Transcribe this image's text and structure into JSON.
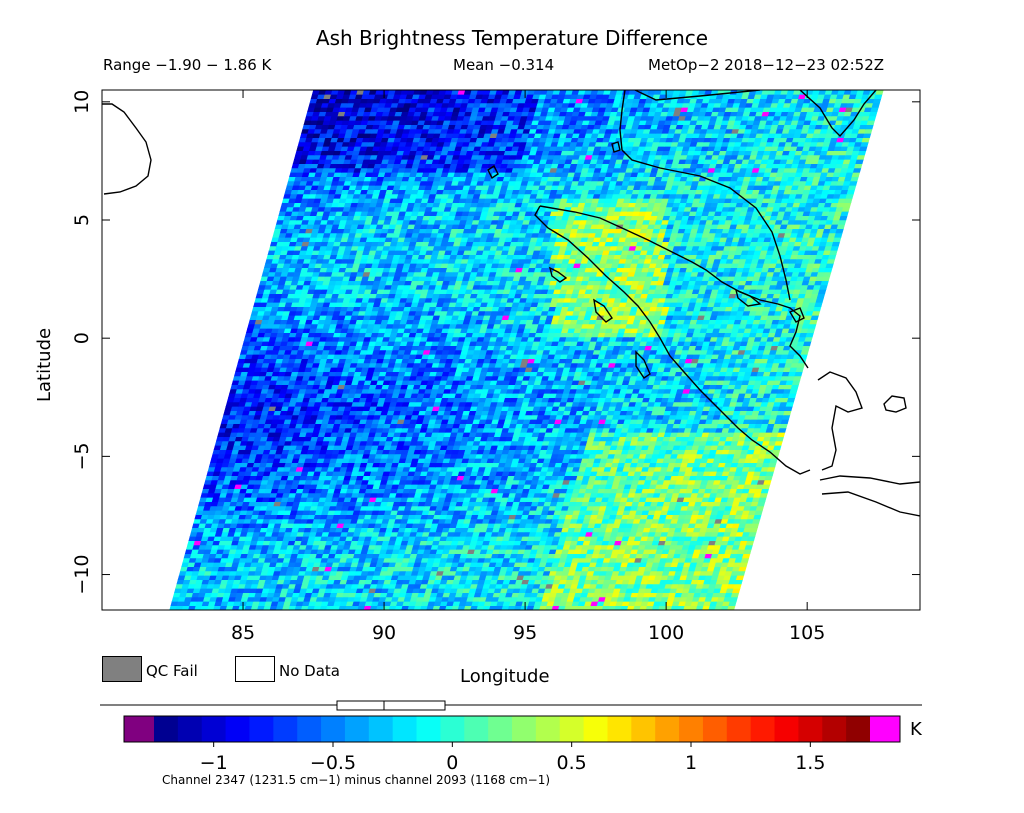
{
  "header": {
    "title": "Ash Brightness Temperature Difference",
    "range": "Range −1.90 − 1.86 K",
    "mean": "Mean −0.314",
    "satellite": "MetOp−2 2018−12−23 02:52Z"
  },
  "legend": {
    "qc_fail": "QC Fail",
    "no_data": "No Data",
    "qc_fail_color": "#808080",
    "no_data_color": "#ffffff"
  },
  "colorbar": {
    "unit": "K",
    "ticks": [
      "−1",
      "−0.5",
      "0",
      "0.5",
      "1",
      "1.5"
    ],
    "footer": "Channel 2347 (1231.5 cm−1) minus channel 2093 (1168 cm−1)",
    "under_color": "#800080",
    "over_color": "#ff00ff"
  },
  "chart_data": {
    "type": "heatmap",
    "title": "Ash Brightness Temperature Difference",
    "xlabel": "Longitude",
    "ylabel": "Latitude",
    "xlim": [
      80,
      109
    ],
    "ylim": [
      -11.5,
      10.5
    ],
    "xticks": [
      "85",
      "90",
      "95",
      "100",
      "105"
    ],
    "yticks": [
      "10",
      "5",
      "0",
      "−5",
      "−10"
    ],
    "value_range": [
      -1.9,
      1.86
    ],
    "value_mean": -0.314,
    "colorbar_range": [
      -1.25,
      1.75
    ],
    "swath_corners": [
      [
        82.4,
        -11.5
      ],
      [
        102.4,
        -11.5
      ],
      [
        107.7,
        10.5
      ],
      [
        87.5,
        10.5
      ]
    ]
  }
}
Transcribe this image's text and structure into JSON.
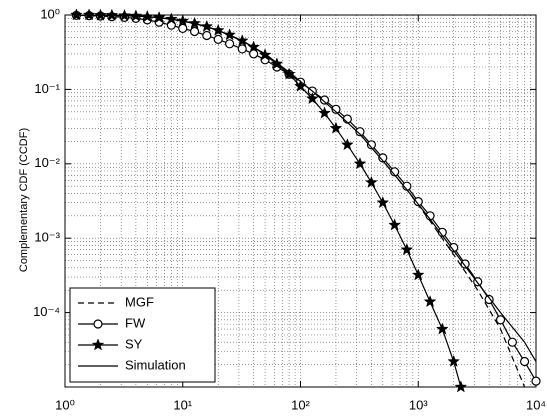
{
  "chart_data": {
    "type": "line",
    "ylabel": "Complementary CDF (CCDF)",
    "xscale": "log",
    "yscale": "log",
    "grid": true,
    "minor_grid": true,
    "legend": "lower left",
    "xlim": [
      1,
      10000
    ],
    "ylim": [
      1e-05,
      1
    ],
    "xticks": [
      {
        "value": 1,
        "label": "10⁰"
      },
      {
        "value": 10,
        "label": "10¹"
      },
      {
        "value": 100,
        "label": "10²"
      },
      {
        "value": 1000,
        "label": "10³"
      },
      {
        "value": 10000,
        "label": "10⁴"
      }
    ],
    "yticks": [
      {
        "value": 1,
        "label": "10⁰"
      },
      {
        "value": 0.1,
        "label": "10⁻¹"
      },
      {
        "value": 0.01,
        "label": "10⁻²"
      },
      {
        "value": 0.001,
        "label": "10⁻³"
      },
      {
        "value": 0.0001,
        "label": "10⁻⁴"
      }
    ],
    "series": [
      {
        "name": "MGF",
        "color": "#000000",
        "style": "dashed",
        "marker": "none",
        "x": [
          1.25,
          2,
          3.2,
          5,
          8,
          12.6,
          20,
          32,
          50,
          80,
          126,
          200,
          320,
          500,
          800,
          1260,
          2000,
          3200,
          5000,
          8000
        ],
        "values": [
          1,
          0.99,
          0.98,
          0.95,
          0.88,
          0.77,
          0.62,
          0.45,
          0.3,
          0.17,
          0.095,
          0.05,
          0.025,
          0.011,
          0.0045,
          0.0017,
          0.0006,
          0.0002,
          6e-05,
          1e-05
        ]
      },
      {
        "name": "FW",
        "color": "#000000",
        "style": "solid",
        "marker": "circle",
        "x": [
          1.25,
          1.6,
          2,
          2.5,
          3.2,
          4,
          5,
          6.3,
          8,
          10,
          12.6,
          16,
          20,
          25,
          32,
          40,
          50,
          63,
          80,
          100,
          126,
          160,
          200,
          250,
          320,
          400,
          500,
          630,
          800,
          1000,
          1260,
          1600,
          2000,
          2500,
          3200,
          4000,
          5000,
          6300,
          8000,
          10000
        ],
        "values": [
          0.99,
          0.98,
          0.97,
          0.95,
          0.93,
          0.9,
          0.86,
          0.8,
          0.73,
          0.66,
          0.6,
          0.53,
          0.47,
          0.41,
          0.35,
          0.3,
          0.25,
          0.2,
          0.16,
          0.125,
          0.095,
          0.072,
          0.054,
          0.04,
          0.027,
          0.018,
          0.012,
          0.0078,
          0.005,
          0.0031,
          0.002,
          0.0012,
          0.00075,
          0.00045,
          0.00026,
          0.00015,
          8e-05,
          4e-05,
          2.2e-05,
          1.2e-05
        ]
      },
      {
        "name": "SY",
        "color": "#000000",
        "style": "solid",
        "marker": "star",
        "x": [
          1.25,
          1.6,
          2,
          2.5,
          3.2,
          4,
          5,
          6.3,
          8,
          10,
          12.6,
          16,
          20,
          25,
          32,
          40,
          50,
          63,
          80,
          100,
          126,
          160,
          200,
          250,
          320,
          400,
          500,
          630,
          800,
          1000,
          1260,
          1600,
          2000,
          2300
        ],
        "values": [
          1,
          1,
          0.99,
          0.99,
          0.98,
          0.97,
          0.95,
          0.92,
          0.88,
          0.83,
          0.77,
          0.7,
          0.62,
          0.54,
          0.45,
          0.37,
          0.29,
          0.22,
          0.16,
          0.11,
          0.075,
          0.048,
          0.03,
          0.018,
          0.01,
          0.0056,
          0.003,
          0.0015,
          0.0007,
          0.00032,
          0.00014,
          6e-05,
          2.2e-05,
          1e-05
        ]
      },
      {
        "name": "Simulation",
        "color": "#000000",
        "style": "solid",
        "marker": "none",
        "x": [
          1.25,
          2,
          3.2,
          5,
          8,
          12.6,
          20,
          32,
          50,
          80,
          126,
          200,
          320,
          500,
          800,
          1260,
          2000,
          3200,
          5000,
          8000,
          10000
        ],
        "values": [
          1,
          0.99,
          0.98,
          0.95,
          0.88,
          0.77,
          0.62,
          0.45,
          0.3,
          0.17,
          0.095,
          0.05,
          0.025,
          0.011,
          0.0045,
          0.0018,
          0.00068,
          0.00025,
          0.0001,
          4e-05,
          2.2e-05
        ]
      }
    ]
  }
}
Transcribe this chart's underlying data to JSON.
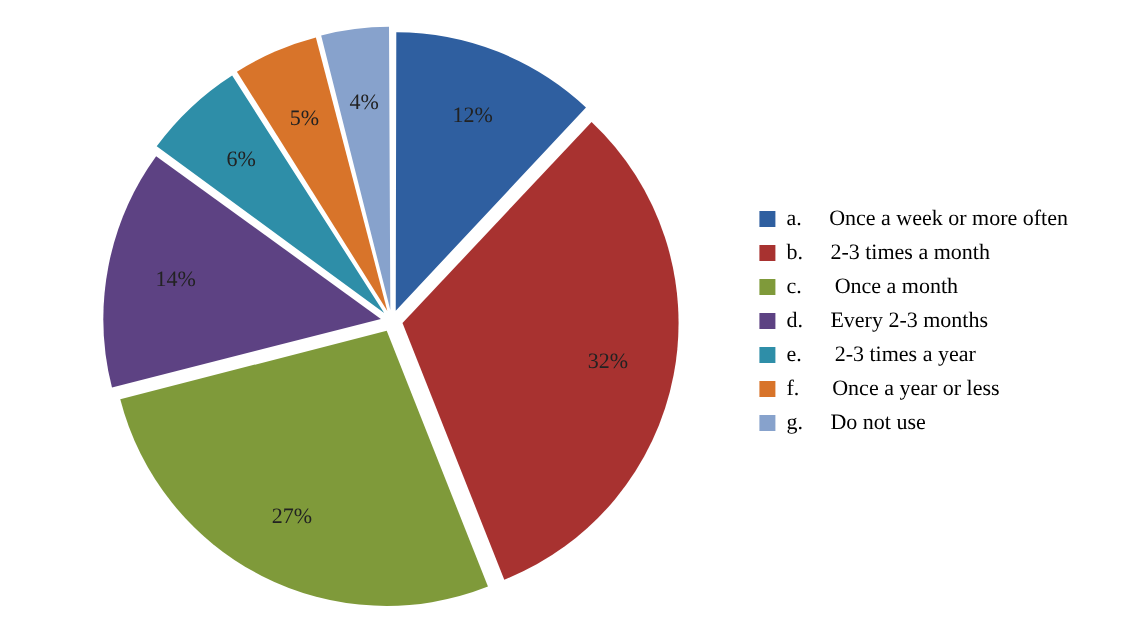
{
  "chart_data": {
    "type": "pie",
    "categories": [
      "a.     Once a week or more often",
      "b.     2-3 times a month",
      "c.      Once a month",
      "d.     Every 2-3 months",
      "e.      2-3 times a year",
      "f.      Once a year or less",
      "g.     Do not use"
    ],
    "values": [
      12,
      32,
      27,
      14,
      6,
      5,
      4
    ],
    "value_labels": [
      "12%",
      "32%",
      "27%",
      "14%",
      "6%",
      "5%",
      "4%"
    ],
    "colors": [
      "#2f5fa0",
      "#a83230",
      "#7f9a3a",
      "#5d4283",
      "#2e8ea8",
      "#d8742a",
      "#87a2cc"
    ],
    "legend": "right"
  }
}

### Your task
Write out every record above exactly as it stands, but leave out the pictures.

### Worked solution
Transcribe this image's text and structure into JSON.
{
  "header": {
    "title": "Ash Brightness Temperature Difference",
    "range": "Range −1.90 − 1.86 K",
    "mean": "Mean −0.314",
    "satellite": "MetOp−2 2018−12−23 02:52Z"
  },
  "legend": {
    "qc_fail": "QC Fail",
    "no_data": "No Data",
    "qc_fail_color": "#808080",
    "no_data_color": "#ffffff"
  },
  "colorbar": {
    "unit": "K",
    "ticks": [
      "−1",
      "−0.5",
      "0",
      "0.5",
      "1",
      "1.5"
    ],
    "footer": "Channel 2347 (1231.5 cm−1) minus channel 2093 (1168 cm−1)",
    "under_color": "#800080",
    "over_color": "#ff00ff"
  },
  "chart_data": {
    "type": "heatmap",
    "title": "Ash Brightness Temperature Difference",
    "xlabel": "Longitude",
    "ylabel": "Latitude",
    "xlim": [
      80,
      109
    ],
    "ylim": [
      -11.5,
      10.5
    ],
    "xticks": [
      "85",
      "90",
      "95",
      "100",
      "105"
    ],
    "yticks": [
      "10",
      "5",
      "0",
      "−5",
      "−10"
    ],
    "value_range": [
      -1.9,
      1.86
    ],
    "value_mean": -0.314,
    "colorbar_range": [
      -1.25,
      1.75
    ],
    "swath_corners": [
      [
        82.4,
        -11.5
      ],
      [
        102.4,
        -11.5
      ],
      [
        107.7,
        10.5
      ],
      [
        87.5,
        10.5
      ]
    ]
  }
}
Transcribe this image's text and structure into JSON.
{
  "chart_data": {
    "type": "line",
    "ylabel": "Complementary CDF (CCDF)",
    "xscale": "log",
    "yscale": "log",
    "grid": true,
    "minor_grid": true,
    "legend": "lower left",
    "xlim": [
      1,
      10000
    ],
    "ylim": [
      1e-05,
      1
    ],
    "xticks": [
      {
        "value": 1,
        "label": "10⁰"
      },
      {
        "value": 10,
        "label": "10¹"
      },
      {
        "value": 100,
        "label": "10²"
      },
      {
        "value": 1000,
        "label": "10³"
      },
      {
        "value": 10000,
        "label": "10⁴"
      }
    ],
    "yticks": [
      {
        "value": 1,
        "label": "10⁰"
      },
      {
        "value": 0.1,
        "label": "10⁻¹"
      },
      {
        "value": 0.01,
        "label": "10⁻²"
      },
      {
        "value": 0.001,
        "label": "10⁻³"
      },
      {
        "value": 0.0001,
        "label": "10⁻⁴"
      }
    ],
    "series": [
      {
        "name": "MGF",
        "color": "#000000",
        "style": "dashed",
        "marker": "none",
        "x": [
          1.25,
          2,
          3.2,
          5,
          8,
          12.6,
          20,
          32,
          50,
          80,
          126,
          200,
          320,
          500,
          800,
          1260,
          2000,
          3200,
          5000,
          8000
        ],
        "values": [
          1,
          0.99,
          0.98,
          0.95,
          0.88,
          0.77,
          0.62,
          0.45,
          0.3,
          0.17,
          0.095,
          0.05,
          0.025,
          0.011,
          0.0045,
          0.0017,
          0.0006,
          0.0002,
          6e-05,
          1e-05
        ]
      },
      {
        "name": "FW",
        "color": "#000000",
        "style": "solid",
        "marker": "circle",
        "x": [
          1.25,
          1.6,
          2,
          2.5,
          3.2,
          4,
          5,
          6.3,
          8,
          10,
          12.6,
          16,
          20,
          25,
          32,
          40,
          50,
          63,
          80,
          100,
          126,
          160,
          200,
          250,
          320,
          400,
          500,
          630,
          800,
          1000,
          1260,
          1600,
          2000,
          2500,
          3200,
          4000,
          5000,
          6300,
          8000,
          10000
        ],
        "values": [
          0.99,
          0.98,
          0.97,
          0.95,
          0.93,
          0.9,
          0.86,
          0.8,
          0.73,
          0.66,
          0.6,
          0.53,
          0.47,
          0.41,
          0.35,
          0.3,
          0.25,
          0.2,
          0.16,
          0.125,
          0.095,
          0.072,
          0.054,
          0.04,
          0.027,
          0.018,
          0.012,
          0.0078,
          0.005,
          0.0031,
          0.002,
          0.0012,
          0.00075,
          0.00045,
          0.00026,
          0.00015,
          8e-05,
          4e-05,
          2.2e-05,
          1.2e-05
        ]
      },
      {
        "name": "SY",
        "color": "#000000",
        "style": "solid",
        "marker": "star",
        "x": [
          1.25,
          1.6,
          2,
          2.5,
          3.2,
          4,
          5,
          6.3,
          8,
          10,
          12.6,
          16,
          20,
          25,
          32,
          40,
          50,
          63,
          80,
          100,
          126,
          160,
          200,
          250,
          320,
          400,
          500,
          630,
          800,
          1000,
          1260,
          1600,
          2000,
          2300
        ],
        "values": [
          1,
          1,
          0.99,
          0.99,
          0.98,
          0.97,
          0.95,
          0.92,
          0.88,
          0.83,
          0.77,
          0.7,
          0.62,
          0.54,
          0.45,
          0.37,
          0.29,
          0.22,
          0.16,
          0.11,
          0.075,
          0.048,
          0.03,
          0.018,
          0.01,
          0.0056,
          0.003,
          0.0015,
          0.0007,
          0.00032,
          0.00014,
          6e-05,
          2.2e-05,
          1e-05
        ]
      },
      {
        "name": "Simulation",
        "color": "#000000",
        "style": "solid",
        "marker": "none",
        "x": [
          1.25,
          2,
          3.2,
          5,
          8,
          12.6,
          20,
          32,
          50,
          80,
          126,
          200,
          320,
          500,
          800,
          1260,
          2000,
          3200,
          5000,
          8000,
          10000
        ],
        "values": [
          1,
          0.99,
          0.98,
          0.95,
          0.88,
          0.77,
          0.62,
          0.45,
          0.3,
          0.17,
          0.095,
          0.05,
          0.025,
          0.011,
          0.0045,
          0.0018,
          0.00068,
          0.00025,
          0.0001,
          4e-05,
          2.2e-05
        ]
      }
    ]
  }
}
Transcribe this chart's underlying data to JSON.
{
  "chart_data": {
    "type": "pie",
    "categories": [
      "a.     Once a week or more often",
      "b.     2-3 times a month",
      "c.      Once a month",
      "d.     Every 2-3 months",
      "e.      2-3 times a year",
      "f.      Once a year or less",
      "g.     Do not use"
    ],
    "values": [
      12,
      32,
      27,
      14,
      6,
      5,
      4
    ],
    "value_labels": [
      "12%",
      "32%",
      "27%",
      "14%",
      "6%",
      "5%",
      "4%"
    ],
    "colors": [
      "#2f5fa0",
      "#a83230",
      "#7f9a3a",
      "#5d4283",
      "#2e8ea8",
      "#d8742a",
      "#87a2cc"
    ],
    "legend": "right"
  }
}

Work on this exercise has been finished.